Exercise instructions: What number of lines hold the word "военных"? State that number and nothing besides.

Provided entries:
^^^^

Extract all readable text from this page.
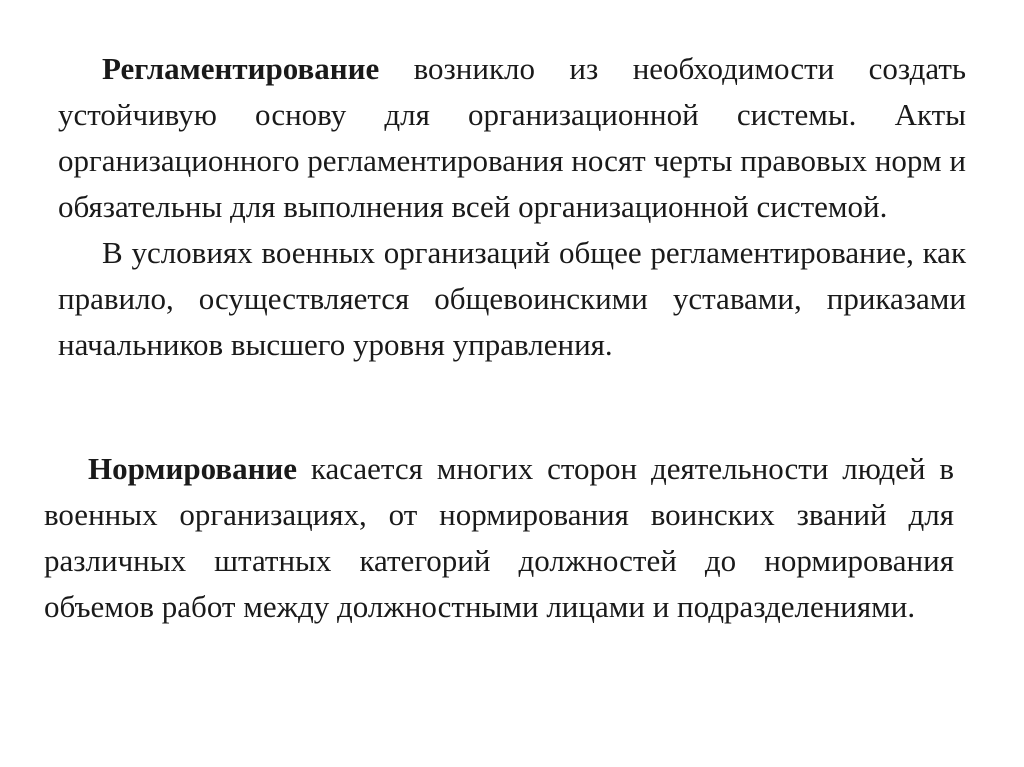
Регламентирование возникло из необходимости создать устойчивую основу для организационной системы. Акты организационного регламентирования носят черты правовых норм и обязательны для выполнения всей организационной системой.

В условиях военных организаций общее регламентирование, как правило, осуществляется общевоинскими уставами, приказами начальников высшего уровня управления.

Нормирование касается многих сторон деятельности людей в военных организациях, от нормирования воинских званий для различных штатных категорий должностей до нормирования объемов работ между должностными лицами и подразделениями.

^^^^

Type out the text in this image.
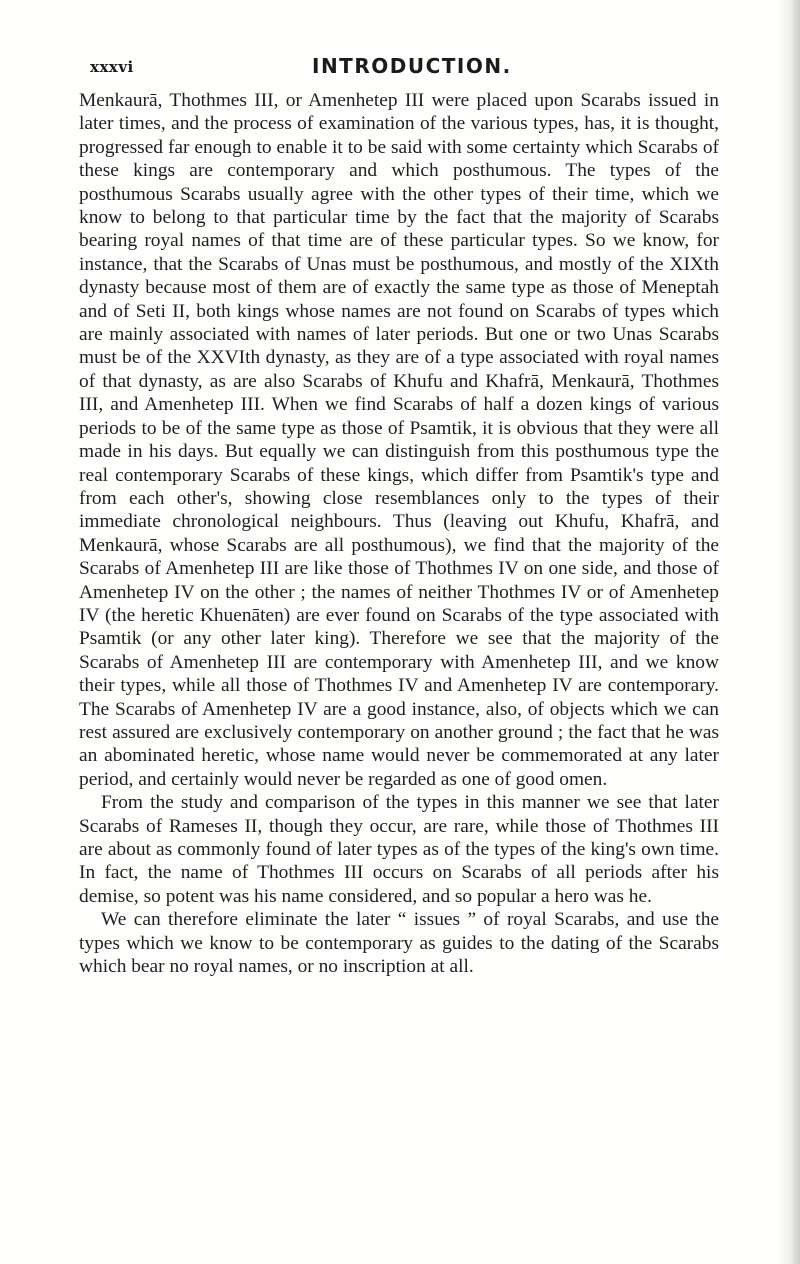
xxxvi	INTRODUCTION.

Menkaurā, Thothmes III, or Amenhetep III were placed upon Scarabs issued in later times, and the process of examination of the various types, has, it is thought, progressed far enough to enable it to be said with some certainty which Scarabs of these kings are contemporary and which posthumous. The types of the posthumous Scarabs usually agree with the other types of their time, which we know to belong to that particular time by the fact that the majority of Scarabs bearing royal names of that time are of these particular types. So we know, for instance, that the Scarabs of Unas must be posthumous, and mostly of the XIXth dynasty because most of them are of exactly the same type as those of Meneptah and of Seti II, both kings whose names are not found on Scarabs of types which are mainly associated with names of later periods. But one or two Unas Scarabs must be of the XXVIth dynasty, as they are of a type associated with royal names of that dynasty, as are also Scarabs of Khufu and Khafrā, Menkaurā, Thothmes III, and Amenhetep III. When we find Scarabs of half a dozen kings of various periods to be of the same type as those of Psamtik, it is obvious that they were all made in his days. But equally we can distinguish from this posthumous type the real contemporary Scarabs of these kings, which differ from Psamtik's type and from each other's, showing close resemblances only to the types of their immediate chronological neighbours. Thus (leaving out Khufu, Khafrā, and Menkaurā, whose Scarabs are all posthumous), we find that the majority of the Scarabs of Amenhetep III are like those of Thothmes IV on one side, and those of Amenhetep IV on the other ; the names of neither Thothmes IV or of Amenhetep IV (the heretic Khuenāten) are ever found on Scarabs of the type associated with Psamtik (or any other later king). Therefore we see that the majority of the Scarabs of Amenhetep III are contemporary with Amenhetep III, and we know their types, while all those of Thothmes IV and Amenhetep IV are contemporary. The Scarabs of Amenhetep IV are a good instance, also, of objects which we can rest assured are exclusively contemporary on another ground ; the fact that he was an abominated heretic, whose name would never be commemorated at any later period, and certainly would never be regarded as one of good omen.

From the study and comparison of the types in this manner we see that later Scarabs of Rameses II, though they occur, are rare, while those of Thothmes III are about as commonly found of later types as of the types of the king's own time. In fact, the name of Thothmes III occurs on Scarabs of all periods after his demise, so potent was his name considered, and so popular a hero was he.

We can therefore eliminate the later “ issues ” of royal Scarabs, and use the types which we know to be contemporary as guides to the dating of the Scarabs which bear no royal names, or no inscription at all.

^^^^

Solution to this task: 2